(DIRECTION)
Filter the listing and keep only the lines with the word "ylabel".

begin INPUT ROWS

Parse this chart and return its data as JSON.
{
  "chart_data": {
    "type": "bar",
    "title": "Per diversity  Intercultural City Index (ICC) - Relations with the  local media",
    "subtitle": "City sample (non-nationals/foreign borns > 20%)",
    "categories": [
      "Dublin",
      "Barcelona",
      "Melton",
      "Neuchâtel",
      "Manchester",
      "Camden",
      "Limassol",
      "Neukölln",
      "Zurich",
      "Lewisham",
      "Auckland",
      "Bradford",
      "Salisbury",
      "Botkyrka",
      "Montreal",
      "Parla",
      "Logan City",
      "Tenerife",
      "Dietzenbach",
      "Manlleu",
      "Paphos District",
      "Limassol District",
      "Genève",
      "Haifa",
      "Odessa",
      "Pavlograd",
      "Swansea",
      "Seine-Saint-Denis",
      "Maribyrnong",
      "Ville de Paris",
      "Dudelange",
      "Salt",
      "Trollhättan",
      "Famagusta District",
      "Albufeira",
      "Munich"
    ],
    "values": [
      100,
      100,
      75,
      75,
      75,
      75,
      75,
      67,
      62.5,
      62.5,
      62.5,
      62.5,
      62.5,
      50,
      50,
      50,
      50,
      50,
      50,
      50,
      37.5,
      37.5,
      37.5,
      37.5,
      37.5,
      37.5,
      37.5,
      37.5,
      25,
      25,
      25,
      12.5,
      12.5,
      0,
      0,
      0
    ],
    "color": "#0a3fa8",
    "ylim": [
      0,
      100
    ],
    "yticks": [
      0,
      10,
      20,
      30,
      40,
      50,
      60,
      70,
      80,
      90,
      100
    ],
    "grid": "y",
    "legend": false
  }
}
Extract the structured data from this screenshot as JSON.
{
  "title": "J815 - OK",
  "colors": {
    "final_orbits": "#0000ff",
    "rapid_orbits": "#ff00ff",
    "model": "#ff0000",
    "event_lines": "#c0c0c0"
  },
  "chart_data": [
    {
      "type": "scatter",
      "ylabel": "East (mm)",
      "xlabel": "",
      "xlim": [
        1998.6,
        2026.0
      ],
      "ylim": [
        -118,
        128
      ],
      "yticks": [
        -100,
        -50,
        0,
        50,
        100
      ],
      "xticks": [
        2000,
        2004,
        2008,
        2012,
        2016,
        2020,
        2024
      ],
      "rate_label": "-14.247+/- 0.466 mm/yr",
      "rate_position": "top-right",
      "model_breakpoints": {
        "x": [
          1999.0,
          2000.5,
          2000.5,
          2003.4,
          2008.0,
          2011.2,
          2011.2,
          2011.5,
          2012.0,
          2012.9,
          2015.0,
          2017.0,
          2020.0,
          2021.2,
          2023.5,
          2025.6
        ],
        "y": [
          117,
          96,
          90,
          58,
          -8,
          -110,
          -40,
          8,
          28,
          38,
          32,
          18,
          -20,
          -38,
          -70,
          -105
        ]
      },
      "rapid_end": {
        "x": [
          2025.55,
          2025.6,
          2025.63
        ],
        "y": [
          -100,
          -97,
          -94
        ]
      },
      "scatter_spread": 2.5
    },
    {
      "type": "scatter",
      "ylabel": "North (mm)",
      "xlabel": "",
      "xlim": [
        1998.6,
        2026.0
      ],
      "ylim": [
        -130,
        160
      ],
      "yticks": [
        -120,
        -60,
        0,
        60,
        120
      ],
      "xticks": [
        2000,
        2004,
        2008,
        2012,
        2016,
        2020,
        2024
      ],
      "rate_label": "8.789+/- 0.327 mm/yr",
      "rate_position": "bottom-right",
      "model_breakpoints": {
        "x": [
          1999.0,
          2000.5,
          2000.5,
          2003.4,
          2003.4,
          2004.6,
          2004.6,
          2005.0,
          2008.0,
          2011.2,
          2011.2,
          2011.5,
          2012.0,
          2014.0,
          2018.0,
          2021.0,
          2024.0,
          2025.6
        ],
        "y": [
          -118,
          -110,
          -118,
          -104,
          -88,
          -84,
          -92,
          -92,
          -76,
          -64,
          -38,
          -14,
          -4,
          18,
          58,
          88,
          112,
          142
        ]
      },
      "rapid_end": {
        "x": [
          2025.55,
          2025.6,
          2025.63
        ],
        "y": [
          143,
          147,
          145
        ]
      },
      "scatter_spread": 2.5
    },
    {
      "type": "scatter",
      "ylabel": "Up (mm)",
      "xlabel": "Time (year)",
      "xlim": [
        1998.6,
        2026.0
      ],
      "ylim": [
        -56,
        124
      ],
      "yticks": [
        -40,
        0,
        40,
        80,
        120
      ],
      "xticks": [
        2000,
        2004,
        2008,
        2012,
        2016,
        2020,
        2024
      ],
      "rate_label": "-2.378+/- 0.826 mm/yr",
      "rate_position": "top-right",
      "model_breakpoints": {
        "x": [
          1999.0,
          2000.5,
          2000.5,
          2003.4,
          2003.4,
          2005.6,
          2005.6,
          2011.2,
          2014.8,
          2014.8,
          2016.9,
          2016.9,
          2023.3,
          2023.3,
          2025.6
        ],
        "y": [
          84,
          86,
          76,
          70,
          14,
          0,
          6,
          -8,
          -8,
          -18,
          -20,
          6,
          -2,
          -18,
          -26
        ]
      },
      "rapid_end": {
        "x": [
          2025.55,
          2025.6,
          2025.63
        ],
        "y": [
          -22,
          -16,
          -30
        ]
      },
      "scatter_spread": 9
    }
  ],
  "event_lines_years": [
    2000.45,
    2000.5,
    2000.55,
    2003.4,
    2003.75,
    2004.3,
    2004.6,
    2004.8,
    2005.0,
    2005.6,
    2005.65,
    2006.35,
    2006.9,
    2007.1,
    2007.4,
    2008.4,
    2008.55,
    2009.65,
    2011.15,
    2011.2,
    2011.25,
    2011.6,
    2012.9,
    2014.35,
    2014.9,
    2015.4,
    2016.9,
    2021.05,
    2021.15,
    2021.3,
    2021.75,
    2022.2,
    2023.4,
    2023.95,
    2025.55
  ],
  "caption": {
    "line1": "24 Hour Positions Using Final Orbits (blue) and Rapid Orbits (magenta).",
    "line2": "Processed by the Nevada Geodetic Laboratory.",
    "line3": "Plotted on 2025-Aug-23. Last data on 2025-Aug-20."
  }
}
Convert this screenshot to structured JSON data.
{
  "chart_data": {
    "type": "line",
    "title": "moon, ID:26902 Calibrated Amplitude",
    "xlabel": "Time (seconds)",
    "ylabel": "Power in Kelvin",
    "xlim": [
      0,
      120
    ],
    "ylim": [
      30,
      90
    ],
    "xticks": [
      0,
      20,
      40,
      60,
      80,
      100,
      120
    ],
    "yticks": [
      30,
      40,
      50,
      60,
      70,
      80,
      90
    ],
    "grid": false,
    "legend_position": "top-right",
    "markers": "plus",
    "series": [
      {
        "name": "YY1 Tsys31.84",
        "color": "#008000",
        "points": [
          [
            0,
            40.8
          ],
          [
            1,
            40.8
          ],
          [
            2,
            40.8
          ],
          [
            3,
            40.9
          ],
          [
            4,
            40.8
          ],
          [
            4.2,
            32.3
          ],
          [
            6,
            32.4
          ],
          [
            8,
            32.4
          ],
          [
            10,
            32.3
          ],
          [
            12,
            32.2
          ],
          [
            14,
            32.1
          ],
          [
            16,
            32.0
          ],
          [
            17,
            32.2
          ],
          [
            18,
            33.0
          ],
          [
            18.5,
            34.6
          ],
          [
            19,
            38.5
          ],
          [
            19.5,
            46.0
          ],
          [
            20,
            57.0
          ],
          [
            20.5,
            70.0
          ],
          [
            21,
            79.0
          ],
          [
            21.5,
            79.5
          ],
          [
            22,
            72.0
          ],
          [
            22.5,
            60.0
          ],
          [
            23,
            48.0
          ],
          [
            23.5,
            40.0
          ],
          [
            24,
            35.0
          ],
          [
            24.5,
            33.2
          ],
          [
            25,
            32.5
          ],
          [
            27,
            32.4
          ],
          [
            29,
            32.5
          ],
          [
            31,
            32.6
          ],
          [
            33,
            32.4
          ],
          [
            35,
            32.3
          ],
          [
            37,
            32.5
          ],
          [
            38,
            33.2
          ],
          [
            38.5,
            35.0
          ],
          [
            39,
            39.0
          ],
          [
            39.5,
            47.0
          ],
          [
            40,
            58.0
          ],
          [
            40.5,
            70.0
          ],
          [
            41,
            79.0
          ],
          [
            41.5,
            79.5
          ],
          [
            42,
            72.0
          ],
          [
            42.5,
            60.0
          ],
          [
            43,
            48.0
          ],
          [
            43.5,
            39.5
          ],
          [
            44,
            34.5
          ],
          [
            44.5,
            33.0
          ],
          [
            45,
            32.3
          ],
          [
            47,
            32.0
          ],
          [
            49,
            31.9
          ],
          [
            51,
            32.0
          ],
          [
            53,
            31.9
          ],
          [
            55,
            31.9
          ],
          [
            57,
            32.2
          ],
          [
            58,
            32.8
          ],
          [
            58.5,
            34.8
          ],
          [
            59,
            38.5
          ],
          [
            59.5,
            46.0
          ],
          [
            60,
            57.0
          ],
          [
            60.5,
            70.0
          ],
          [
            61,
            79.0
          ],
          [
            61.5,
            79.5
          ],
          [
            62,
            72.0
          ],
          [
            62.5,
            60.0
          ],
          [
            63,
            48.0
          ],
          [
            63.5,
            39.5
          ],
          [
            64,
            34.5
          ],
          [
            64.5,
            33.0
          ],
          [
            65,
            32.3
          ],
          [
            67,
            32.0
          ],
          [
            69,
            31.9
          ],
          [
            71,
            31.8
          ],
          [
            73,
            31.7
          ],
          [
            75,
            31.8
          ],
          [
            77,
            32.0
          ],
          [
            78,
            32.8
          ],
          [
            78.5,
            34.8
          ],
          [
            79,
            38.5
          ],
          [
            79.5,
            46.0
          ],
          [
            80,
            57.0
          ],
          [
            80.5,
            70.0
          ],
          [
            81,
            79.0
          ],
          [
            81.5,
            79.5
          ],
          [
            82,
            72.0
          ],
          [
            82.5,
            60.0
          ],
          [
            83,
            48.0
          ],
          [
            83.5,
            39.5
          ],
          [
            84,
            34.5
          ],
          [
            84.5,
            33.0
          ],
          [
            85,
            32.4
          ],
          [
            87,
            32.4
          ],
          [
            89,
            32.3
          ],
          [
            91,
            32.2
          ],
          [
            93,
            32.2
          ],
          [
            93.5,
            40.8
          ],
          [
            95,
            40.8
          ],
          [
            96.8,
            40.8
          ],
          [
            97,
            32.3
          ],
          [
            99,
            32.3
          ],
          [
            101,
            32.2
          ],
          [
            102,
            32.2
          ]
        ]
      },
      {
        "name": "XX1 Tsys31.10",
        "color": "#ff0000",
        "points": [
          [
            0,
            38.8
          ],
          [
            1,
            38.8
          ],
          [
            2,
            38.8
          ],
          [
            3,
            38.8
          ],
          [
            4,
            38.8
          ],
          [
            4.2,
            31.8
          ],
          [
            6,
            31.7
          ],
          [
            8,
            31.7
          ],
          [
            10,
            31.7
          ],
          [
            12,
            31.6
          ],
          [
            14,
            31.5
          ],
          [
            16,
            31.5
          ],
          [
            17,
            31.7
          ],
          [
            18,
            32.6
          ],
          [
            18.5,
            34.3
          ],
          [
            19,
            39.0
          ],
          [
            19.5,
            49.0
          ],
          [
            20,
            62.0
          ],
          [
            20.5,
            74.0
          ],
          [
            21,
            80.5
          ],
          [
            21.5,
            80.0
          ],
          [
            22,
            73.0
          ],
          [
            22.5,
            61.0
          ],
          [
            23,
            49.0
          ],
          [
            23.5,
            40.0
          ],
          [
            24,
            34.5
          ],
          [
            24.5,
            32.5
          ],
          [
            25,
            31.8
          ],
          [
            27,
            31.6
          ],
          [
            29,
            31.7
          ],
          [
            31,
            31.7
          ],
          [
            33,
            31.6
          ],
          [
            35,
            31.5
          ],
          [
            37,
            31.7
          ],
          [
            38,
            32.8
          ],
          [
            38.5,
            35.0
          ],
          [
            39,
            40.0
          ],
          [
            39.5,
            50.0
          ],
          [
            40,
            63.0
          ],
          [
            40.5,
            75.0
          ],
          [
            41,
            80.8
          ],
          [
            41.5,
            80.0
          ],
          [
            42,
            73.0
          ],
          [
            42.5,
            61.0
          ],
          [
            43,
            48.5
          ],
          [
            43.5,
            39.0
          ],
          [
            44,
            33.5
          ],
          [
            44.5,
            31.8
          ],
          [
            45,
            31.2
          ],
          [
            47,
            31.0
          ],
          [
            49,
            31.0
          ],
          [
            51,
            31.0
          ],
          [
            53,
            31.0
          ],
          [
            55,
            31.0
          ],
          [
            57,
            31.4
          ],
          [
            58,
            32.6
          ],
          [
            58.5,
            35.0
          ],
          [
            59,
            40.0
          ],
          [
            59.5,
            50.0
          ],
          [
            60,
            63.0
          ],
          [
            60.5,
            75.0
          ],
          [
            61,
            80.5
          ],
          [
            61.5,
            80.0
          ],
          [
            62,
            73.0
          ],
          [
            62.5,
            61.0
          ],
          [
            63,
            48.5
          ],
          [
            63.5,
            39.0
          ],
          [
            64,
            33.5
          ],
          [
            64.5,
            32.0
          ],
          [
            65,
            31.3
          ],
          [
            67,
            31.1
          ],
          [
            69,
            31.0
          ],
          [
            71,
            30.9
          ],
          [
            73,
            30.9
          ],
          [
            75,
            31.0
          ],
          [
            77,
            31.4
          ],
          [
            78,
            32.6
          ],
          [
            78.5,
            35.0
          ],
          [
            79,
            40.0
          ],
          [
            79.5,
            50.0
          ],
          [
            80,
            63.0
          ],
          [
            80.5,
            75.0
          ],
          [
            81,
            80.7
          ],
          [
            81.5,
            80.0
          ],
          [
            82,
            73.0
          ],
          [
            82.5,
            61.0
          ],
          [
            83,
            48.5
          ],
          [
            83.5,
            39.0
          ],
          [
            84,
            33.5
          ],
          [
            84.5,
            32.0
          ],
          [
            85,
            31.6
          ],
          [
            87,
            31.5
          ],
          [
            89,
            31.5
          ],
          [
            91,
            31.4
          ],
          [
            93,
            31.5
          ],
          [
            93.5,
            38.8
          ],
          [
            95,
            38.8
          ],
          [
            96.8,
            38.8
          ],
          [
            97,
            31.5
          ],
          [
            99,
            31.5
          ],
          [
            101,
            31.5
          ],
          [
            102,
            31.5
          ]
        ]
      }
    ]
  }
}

end INPUT ROWS

(RESPONSE BELOW)
      "ylabel": "East (mm)",
      "ylabel": "North (mm)",
      "ylabel": "Up (mm)",
    "ylabel": "Power in Kelvin",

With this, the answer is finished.